▸ Selection:
## Start

Welcome to Fugue SQL demo

In this demo, we are going to explore US Flight Dataset that is extensively discussed on the internet. 

I will show you how to use Fugue and Spark to quickly iterate on big data problems.


Firstly, I will paste a piece of code to initialize the notebook environment. 

In [None]:
from fugue_notebook import setup
import fugue_spark

setup()

from pyspark.sql import SparkSession

(SparkSession.builder
         .config("spark.driver.memory", "30g")
         .config("spark.sql.shuffle.partitions", "16")
         .config("fugue.spark.use_pandas_udf", True)
         .getOrCreate()
)





The setup function will create shortcut to use spark 

It also enables the Fugue SQL magic and syntax highlighting

Please pay attention to the config for Spark session.

We enabled fugue to use pandas udf whenever is eligible.

In fugue, using or not using pandas udf, your code will not need any change

It's just a switch.

And for this case, enabling pandas udf makes certain steps 3-4 times faster.

Also notice you don't need to write this piece of code every time you use Fugue.

## End

▸ Set tasks:
A. In the Fugue SQL demo above, how much faster does enabling pandas udf make certain steps?
B. From the Fugue SQL demo above, extract the stretch from "In fugue, using" through "you use Fugue.", with no changes.

▸ Supplied information:
## Start

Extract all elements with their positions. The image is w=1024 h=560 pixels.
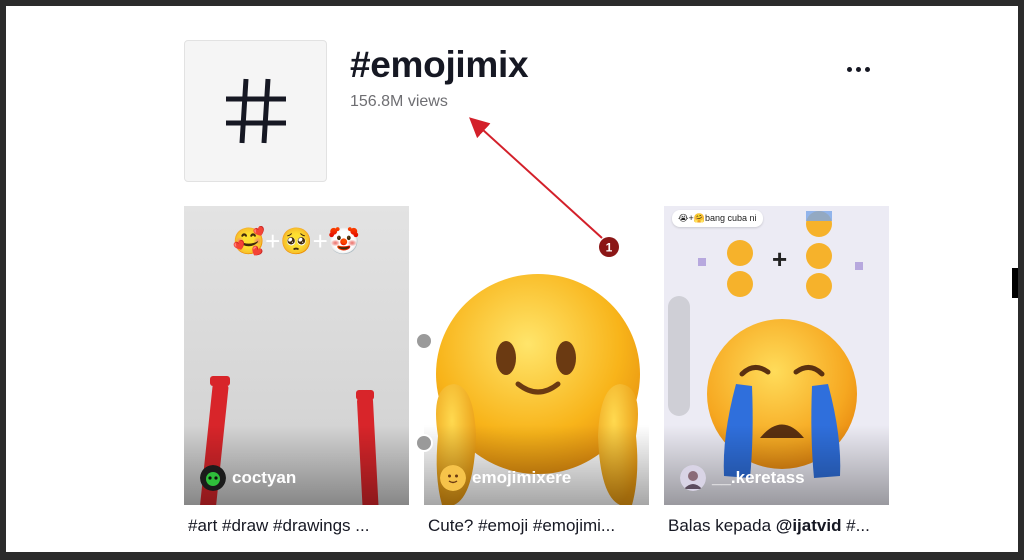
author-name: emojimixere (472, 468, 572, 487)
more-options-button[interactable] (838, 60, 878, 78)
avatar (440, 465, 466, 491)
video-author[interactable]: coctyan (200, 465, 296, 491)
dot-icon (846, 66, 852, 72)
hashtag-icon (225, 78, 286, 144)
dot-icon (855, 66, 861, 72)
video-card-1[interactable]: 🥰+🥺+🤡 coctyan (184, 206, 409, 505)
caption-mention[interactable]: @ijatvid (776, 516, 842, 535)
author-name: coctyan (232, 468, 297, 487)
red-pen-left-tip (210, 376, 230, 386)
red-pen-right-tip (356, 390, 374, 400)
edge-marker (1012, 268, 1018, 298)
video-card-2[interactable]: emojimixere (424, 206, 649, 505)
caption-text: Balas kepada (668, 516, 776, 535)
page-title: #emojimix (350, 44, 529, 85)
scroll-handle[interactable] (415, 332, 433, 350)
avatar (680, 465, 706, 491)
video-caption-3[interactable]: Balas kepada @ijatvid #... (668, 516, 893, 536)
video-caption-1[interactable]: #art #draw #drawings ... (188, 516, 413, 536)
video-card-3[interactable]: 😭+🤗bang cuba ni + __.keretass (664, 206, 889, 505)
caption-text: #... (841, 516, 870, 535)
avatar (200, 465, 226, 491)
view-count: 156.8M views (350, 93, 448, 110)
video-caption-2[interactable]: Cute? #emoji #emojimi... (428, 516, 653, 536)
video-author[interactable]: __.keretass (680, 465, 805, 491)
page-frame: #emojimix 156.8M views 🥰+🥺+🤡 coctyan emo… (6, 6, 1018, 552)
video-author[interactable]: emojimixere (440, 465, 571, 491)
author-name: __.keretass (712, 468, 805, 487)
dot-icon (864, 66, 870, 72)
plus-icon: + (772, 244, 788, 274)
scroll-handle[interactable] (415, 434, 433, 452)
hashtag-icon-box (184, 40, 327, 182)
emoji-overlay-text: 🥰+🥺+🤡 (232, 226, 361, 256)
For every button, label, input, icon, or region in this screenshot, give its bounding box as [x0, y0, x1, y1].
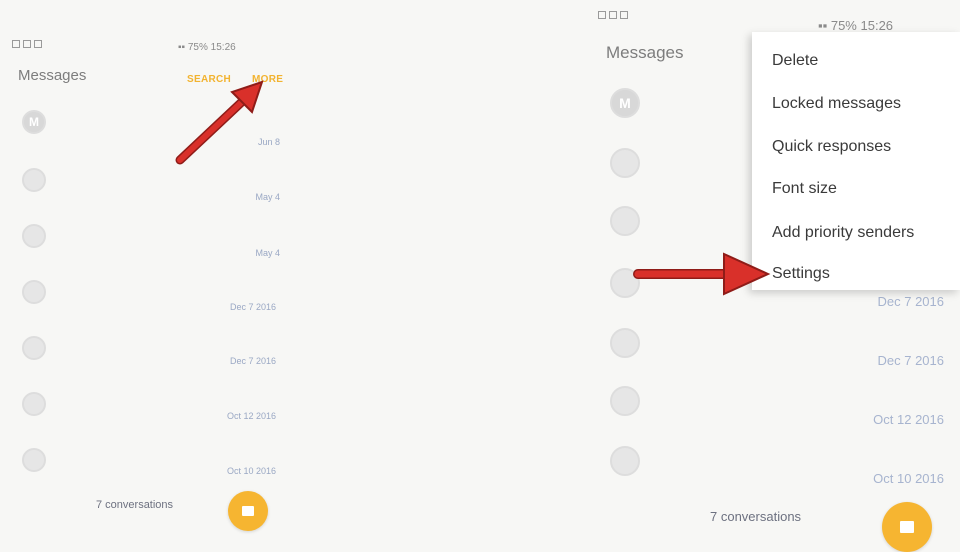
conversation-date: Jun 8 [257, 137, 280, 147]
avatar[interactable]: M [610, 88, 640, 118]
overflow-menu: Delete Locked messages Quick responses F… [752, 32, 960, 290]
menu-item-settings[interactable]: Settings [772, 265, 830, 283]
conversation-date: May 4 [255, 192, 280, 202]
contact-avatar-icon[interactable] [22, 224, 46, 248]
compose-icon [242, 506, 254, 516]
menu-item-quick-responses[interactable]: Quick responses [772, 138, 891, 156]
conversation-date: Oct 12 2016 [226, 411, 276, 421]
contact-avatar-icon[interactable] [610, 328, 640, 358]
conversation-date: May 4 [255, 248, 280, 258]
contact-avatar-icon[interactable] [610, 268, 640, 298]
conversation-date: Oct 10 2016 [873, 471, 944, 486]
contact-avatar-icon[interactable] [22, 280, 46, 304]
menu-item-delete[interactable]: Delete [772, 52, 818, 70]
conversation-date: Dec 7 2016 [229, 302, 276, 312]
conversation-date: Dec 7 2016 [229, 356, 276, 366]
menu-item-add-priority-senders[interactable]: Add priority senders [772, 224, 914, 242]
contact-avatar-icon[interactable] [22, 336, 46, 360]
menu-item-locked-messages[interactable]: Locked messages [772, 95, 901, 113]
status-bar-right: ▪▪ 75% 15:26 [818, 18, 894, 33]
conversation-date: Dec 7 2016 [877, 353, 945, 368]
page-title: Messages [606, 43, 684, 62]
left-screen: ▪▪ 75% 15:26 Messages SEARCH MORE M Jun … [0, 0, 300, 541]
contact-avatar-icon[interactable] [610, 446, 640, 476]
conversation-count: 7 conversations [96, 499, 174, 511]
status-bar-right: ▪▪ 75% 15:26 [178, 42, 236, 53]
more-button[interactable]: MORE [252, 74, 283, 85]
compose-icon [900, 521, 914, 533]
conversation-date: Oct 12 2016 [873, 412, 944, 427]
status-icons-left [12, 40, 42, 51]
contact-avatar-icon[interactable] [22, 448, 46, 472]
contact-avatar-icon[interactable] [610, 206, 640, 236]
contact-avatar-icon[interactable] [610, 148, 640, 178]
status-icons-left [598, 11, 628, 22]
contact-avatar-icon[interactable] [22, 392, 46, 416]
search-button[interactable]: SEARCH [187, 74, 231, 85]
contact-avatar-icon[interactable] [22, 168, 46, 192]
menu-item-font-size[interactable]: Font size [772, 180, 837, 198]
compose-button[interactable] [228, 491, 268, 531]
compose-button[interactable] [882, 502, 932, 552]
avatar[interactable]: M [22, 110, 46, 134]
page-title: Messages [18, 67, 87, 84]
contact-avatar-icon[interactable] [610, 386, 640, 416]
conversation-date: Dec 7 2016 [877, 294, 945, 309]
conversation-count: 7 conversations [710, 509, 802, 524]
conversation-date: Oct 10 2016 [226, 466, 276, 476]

## End

▸ Answers to the tasks:
A. Certain steps become 3-4 times faster.

B.
In fugue, using or not using pandas udf, your code will not need any change

It's just a switch.

And for this case, enabling pandas udf makes certain steps 3-4 times faster.

Also notice you don't need to write this piece of code every time you use Fugue.